Dataset items:
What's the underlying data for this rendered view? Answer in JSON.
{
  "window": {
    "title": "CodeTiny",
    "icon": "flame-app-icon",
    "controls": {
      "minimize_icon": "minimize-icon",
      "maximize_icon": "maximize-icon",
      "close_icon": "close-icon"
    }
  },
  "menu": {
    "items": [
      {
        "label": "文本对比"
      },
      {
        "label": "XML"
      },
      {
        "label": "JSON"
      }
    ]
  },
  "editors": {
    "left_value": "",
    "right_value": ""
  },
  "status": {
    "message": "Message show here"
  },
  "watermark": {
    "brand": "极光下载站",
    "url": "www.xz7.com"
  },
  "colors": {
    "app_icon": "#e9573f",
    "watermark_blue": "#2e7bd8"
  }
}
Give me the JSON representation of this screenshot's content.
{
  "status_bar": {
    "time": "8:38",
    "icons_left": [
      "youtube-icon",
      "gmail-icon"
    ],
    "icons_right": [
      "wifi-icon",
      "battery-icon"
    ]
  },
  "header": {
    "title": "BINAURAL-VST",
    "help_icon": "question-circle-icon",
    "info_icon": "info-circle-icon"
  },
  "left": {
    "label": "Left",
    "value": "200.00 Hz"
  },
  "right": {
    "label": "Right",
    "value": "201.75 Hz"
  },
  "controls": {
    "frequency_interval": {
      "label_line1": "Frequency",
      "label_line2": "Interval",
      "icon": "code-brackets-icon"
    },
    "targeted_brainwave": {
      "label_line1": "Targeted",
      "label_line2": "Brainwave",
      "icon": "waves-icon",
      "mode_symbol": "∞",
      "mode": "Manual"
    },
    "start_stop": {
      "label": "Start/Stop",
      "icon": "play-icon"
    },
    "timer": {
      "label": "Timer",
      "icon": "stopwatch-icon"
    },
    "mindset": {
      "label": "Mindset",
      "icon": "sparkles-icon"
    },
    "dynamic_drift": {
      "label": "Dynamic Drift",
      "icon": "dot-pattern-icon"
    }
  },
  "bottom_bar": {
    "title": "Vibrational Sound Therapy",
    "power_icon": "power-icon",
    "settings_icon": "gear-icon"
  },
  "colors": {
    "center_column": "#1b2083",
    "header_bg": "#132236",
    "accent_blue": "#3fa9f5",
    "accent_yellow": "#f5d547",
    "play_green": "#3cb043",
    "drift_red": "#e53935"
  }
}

THE PROBLEM
Give back each line above precisely as it stands.

IN RESPONSE
What's the underlying data for this rendered view? Answer in JSON.
{
  "window": {
    "title": "CodeTiny",
    "icon": "flame-app-icon",
    "controls": {
      "minimize_icon": "minimize-icon",
      "maximize_icon": "maximize-icon",
      "close_icon": "close-icon"
    }
  },
  "menu": {
    "items": [
      {
        "label": "文本对比"
      },
      {
        "label": "XML"
      },
      {
        "label": "JSON"
      }
    ]
  },
  "editors": {
    "left_value": "",
    "right_value": ""
  },
  "status": {
    "message": "Message show here"
  },
  "watermark": {
    "brand": "极光下载站",
    "url": "www.xz7.com"
  },
  "colors": {
    "app_icon": "#e9573f",
    "watermark_blue": "#2e7bd8"
  }
}
Give me the JSON representation of this screenshot's content.
{
  "status_bar": {
    "time": "8:38",
    "icons_left": [
      "youtube-icon",
      "gmail-icon"
    ],
    "icons_right": [
      "wifi-icon",
      "battery-icon"
    ]
  },
  "header": {
    "title": "BINAURAL-VST",
    "help_icon": "question-circle-icon",
    "info_icon": "info-circle-icon"
  },
  "left": {
    "label": "Left",
    "value": "200.00 Hz"
  },
  "right": {
    "label": "Right",
    "value": "201.75 Hz"
  },
  "controls": {
    "frequency_interval": {
      "label_line1": "Frequency",
      "label_line2": "Interval",
      "icon": "code-brackets-icon"
    },
    "targeted_brainwave": {
      "label_line1": "Targeted",
      "label_line2": "Brainwave",
      "icon": "waves-icon",
      "mode_symbol": "∞",
      "mode": "Manual"
    },
    "start_stop": {
      "label": "Start/Stop",
      "icon": "play-icon"
    },
    "timer": {
      "label": "Timer",
      "icon": "stopwatch-icon"
    },
    "mindset": {
      "label": "Mindset",
      "icon": "sparkles-icon"
    },
    "dynamic_drift": {
      "label": "Dynamic Drift",
      "icon": "dot-pattern-icon"
    }
  },
  "bottom_bar": {
    "title": "Vibrational Sound Therapy",
    "power_icon": "power-icon",
    "settings_icon": "gear-icon"
  },
  "colors": {
    "center_column": "#1b2083",
    "header_bg": "#132236",
    "accent_blue": "#3fa9f5",
    "accent_yellow": "#f5d547",
    "play_green": "#3cb043",
    "drift_red": "#e53935"
  }
}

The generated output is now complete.